[Stored entries]
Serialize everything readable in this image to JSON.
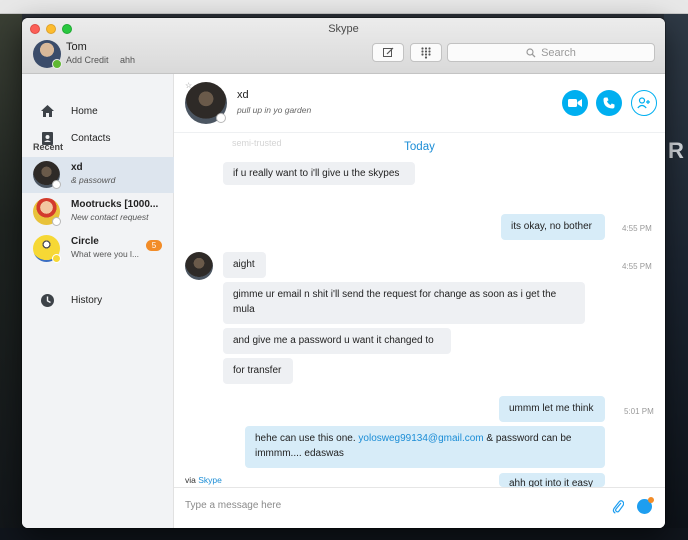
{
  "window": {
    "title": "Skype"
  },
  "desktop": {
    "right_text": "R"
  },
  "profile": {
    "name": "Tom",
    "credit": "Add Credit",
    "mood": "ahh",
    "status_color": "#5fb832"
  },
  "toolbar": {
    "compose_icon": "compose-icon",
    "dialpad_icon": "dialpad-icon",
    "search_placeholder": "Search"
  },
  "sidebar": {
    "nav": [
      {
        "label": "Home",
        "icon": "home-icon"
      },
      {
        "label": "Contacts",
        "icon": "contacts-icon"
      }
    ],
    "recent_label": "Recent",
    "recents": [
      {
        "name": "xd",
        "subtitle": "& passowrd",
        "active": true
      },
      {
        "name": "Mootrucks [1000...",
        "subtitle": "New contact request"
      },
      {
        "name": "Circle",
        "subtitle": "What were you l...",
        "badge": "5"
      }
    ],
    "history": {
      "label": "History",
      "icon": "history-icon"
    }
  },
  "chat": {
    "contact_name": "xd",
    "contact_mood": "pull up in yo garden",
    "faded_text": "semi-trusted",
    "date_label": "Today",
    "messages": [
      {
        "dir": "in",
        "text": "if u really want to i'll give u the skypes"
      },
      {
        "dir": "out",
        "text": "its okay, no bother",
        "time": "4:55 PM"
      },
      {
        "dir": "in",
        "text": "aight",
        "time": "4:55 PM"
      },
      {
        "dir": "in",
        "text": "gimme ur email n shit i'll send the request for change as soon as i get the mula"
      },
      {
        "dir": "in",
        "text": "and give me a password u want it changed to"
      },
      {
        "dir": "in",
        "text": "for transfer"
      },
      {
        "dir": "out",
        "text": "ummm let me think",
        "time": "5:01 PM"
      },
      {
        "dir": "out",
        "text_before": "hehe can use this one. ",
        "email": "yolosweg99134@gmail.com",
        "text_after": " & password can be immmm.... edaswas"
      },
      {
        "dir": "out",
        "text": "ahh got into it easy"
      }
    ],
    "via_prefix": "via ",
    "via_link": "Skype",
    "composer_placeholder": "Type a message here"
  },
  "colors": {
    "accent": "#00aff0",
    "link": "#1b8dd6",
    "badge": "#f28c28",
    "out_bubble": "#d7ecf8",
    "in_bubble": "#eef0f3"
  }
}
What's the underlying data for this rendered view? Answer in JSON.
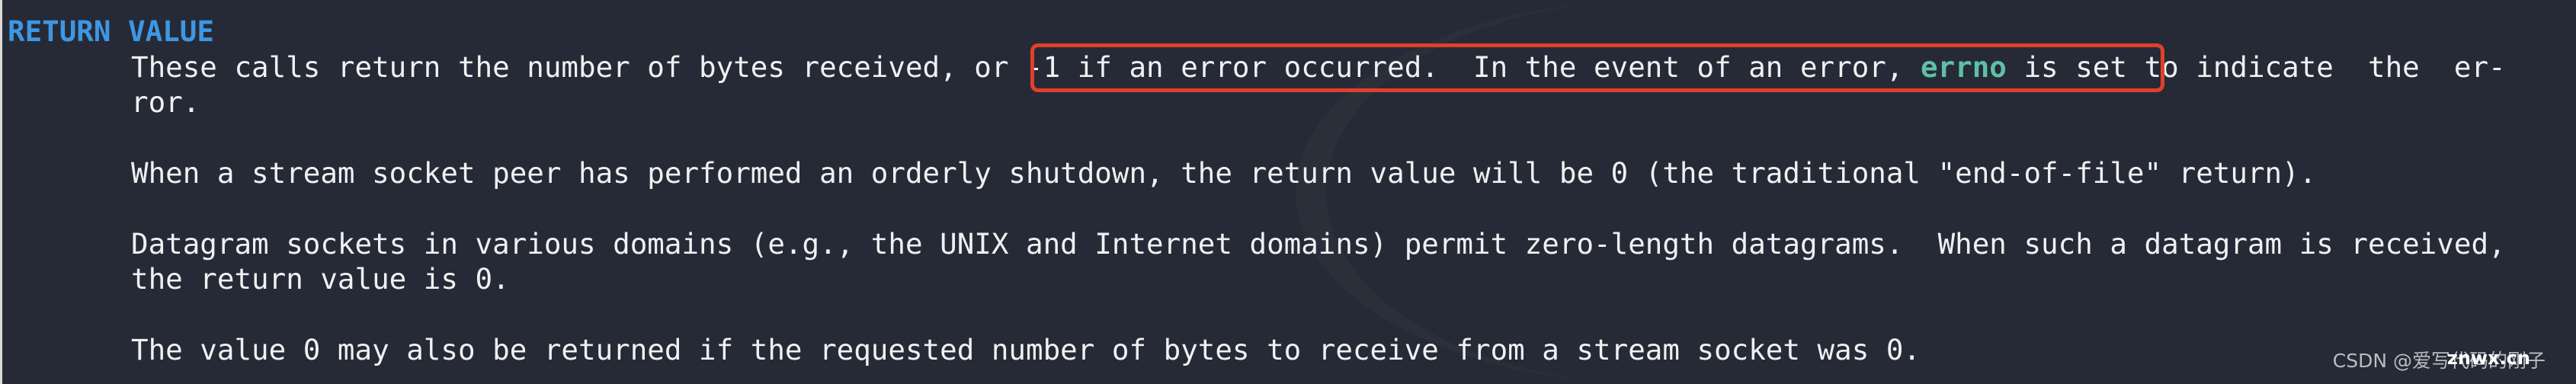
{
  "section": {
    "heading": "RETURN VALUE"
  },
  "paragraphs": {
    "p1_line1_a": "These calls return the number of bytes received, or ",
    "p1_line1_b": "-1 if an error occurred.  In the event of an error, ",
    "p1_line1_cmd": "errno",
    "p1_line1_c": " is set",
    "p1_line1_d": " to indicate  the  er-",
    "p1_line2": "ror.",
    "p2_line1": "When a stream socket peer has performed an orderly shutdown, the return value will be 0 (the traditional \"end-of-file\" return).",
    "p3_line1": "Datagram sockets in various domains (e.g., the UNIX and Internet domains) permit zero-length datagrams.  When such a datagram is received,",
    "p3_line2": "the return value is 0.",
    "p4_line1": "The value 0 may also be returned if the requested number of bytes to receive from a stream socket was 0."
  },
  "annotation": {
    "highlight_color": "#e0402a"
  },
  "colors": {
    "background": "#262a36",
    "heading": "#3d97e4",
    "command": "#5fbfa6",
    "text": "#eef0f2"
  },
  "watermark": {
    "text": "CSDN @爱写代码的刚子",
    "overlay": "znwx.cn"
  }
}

---

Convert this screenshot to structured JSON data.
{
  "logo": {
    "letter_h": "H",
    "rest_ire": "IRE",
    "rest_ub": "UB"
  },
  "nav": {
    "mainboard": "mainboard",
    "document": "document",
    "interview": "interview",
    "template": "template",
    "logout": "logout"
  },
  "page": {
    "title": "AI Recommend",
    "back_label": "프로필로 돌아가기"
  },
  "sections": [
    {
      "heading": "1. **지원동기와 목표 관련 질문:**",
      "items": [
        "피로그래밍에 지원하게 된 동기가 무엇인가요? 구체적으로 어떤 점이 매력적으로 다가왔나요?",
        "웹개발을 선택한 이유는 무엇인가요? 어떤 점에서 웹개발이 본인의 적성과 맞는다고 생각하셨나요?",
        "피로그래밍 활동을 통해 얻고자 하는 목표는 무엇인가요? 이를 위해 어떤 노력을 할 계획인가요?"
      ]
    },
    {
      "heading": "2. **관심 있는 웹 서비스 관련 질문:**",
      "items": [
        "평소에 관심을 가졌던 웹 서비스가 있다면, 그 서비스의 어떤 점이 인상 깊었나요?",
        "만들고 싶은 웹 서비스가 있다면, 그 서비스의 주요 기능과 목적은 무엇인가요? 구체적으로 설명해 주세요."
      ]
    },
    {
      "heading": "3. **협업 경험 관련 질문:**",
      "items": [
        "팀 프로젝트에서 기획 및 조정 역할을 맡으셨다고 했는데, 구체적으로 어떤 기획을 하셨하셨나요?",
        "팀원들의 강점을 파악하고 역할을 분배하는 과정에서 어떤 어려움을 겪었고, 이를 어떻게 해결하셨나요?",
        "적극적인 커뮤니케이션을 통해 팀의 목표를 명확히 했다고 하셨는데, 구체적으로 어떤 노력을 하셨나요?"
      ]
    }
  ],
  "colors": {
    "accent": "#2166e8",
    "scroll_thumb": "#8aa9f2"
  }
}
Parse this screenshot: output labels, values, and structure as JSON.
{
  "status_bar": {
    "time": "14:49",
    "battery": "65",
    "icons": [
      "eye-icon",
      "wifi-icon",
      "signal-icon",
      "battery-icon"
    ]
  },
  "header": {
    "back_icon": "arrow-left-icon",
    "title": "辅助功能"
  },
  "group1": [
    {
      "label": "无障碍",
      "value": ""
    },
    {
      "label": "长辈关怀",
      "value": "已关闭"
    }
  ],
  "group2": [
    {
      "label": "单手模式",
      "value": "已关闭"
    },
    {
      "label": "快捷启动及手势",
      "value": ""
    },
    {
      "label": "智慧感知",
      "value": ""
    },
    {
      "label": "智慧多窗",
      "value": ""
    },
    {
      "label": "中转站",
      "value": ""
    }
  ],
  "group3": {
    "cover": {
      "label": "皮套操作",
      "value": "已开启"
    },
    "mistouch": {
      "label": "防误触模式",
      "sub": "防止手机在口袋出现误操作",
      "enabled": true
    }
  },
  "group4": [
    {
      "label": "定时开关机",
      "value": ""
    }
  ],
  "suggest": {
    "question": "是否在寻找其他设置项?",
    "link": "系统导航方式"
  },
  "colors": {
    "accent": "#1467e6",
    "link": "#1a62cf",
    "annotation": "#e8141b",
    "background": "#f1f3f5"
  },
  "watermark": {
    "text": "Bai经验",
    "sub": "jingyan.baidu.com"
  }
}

• GIVEN INSTRUCTION: Using the material above, copy every line in which the string "accent" occurs.

• WRITTEN ANSWER:
    "accent": "#00aff0",
    "accent": "#2166e8",
    "accent": "#1467e6",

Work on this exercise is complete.